WHAT TO DO >>
Identify the lines that contain the string "deepseek", then copy each of them.

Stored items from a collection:
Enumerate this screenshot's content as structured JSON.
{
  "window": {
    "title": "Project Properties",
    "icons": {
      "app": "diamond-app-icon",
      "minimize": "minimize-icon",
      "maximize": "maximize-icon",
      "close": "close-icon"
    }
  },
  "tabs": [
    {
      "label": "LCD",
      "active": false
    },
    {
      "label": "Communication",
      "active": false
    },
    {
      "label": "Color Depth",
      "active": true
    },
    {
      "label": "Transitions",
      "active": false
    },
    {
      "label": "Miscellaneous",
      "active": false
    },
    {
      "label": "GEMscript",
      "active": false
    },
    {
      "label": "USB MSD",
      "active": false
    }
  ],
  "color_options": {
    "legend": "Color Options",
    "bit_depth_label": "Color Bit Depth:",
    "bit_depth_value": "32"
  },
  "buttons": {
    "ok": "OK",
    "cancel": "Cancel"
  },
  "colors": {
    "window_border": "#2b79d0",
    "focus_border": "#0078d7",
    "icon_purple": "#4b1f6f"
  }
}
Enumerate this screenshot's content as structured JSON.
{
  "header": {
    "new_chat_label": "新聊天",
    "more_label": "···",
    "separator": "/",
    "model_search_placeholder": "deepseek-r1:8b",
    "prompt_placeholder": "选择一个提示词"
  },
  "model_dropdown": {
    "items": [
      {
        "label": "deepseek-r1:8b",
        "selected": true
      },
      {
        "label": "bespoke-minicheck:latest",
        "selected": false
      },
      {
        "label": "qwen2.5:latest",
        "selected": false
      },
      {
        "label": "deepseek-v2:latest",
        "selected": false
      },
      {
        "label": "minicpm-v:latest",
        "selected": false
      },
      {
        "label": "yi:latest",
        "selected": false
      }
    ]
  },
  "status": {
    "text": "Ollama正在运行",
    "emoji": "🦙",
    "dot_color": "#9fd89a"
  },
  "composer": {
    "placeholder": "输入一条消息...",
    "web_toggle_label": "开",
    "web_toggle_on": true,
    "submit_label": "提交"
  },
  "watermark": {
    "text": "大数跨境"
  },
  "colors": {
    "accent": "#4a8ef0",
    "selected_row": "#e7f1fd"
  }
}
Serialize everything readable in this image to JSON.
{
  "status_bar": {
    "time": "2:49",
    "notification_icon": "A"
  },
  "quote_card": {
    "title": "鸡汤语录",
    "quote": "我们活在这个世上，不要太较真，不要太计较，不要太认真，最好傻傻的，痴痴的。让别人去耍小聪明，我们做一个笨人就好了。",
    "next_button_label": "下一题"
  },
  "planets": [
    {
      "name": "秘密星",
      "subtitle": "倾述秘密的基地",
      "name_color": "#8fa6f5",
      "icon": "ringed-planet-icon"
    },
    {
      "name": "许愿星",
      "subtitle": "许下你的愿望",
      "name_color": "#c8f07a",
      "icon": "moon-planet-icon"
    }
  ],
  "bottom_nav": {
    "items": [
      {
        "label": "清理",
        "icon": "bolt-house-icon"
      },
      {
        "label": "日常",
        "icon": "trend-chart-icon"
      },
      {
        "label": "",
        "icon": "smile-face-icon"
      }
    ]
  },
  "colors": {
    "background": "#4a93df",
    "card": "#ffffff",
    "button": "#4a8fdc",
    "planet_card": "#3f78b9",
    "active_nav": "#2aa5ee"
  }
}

SOLVED PROBLEM >>
    "model_search_placeholder": "deepseek-r1:8b",
        "label": "deepseek-r1:8b",
        "label": "deepseek-v2:latest",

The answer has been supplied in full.